# Requirement:
Keep the pictures out of the copy and repeat the records exactly.

--------------------------------------------------

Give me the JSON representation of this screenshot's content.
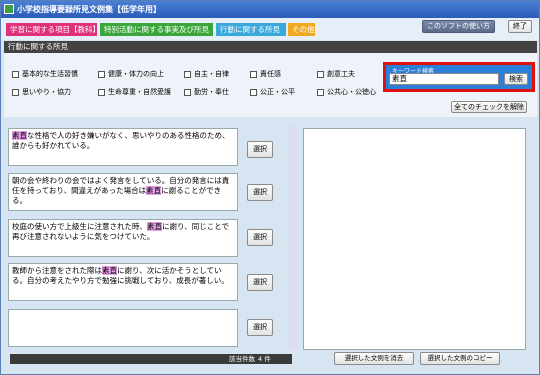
{
  "window": {
    "title": "小学校指導要録所見文例集【低学年用】"
  },
  "tabs": [
    "学習に関する項目【教科】",
    "特別活動に関する事実及び所見",
    "行動に関する所見",
    "その他"
  ],
  "toolbar": {
    "howto_label": "このソフトの使い方",
    "close_label": "終了"
  },
  "section": {
    "title": "行動に関する所見"
  },
  "checkboxes": [
    "基本的な生活習慣",
    "健康・体力の向上",
    "自主・自律",
    "責任感",
    "創意工夫",
    "思いやり・協力",
    "生命尊重・自然愛護",
    "勤労・奉仕",
    "公正・公平",
    "公共心・公徳心"
  ],
  "keyword": {
    "label": "キーワード検索",
    "value": "素直",
    "search_label": "検索"
  },
  "clear_checks_label": "全てのチェックを解除",
  "items": [
    {
      "pre": "",
      "hl": "素直",
      "post": "な性格で人の好き嫌いがなく、思いやりのある性格のため、誰からも好かれている。"
    },
    {
      "pre": "朝の会や終わりの会ではよく発言をしている。自分の発言には責任を持っており、間違えがあった場合は",
      "hl": "素直",
      "post": "に謝ることができる。"
    },
    {
      "pre": "校庭の使い方で上級生に注意された時、",
      "hl": "素直",
      "post": "に謝り、同じことで再び注意されないように気をつけていた。"
    },
    {
      "pre": "教師から注意をされた際は",
      "hl": "素直",
      "post": "に謝り、次に活かそうとしている。自分の考えたやり方で勉強に挑戦しており、成長が著しい。"
    },
    {
      "pre": "",
      "hl": "",
      "post": ""
    }
  ],
  "select_label": "選択",
  "status": {
    "count_label": "該当件数",
    "count_value": "4 件"
  },
  "bottom": {
    "clear_selected_label": "選択した文例を消去",
    "copy_selected_label": "選択した文例のコピー"
  }
}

--------------------------------------------------

# Result of the task:
Give me the JSON representation of this screenshot's content.
{
  "window": {
    "title": "小学校指導要録所見文例集【低学年用】"
  },
  "tabs": [
    "学習に関する項目【教科】",
    "特別活動に関する事実及び所見",
    "行動に関する所見",
    "その他"
  ],
  "toolbar": {
    "howto_label": "このソフトの使い方",
    "close_label": "終了"
  },
  "section": {
    "title": "行動に関する所見"
  },
  "checkboxes": [
    "基本的な生活習慣",
    "健康・体力の向上",
    "自主・自律",
    "責任感",
    "創意工夫",
    "思いやり・協力",
    "生命尊重・自然愛護",
    "勤労・奉仕",
    "公正・公平",
    "公共心・公徳心"
  ],
  "keyword": {
    "label": "キーワード検索",
    "value": "素直",
    "search_label": "検索"
  },
  "clear_checks_label": "全てのチェックを解除",
  "items": [
    {
      "pre": "",
      "hl": "素直",
      "post": "な性格で人の好き嫌いがなく、思いやりのある性格のため、誰からも好かれている。"
    },
    {
      "pre": "朝の会や終わりの会ではよく発言をしている。自分の発言には責任を持っており、間違えがあった場合は",
      "hl": "素直",
      "post": "に謝ることができる。"
    },
    {
      "pre": "校庭の使い方で上級生に注意された時、",
      "hl": "素直",
      "post": "に謝り、同じことで再び注意されないように気をつけていた。"
    },
    {
      "pre": "教師から注意をされた際は",
      "hl": "素直",
      "post": "に謝り、次に活かそうとしている。自分の考えたやり方で勉強に挑戦しており、成長が著しい。"
    },
    {
      "pre": "",
      "hl": "",
      "post": ""
    }
  ],
  "select_label": "選択",
  "status": {
    "count_label": "該当件数",
    "count_value": "4 件"
  },
  "bottom": {
    "clear_selected_label": "選択した文例を消去",
    "copy_selected_label": "選択した文例のコピー"
  }
}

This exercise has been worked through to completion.